- **SOURCE MATERIAL**

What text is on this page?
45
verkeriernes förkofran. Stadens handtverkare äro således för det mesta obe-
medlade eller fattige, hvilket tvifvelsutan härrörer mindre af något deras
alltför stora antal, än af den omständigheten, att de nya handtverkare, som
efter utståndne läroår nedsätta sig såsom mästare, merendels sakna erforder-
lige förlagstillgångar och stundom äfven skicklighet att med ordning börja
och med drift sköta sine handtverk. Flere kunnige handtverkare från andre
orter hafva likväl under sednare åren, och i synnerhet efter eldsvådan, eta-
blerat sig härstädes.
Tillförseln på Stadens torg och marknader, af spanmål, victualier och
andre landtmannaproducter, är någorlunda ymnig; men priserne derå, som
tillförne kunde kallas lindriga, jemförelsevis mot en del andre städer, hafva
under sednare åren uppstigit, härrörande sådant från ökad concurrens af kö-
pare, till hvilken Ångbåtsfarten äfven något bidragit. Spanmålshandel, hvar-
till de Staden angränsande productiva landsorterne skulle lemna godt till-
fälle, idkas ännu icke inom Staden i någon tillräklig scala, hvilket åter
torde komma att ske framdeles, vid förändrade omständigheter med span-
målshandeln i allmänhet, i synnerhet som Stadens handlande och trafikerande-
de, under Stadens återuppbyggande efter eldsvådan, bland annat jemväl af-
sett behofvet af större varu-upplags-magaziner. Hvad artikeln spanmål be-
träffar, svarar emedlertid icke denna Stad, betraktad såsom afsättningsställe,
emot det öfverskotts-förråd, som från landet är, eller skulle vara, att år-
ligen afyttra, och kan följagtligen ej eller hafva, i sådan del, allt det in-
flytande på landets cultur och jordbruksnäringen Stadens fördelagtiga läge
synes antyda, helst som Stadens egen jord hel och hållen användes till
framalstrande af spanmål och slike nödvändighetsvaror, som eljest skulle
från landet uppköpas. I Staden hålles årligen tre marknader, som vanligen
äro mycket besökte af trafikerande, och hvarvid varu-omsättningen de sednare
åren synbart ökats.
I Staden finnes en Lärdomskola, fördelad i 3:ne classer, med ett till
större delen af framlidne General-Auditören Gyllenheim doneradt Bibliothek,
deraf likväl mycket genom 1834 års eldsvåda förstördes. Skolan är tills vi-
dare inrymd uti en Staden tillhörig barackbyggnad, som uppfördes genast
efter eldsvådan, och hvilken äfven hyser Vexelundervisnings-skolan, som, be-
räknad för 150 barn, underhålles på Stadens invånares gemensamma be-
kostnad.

- **TASK STATEMENT**
Using the records above, copy every line that has the word "andre" in it.

- **ANSWER TO THIS EXERCISE**
och med drift sköta sine handtverk. Flere kunnige handtverkare från andre
andre landtmannaproducter, är någorlunda ymnig; men priserne derå, som
tillförne kunde kallas lindriga, jemförelsevis mot en del andre städer, hafva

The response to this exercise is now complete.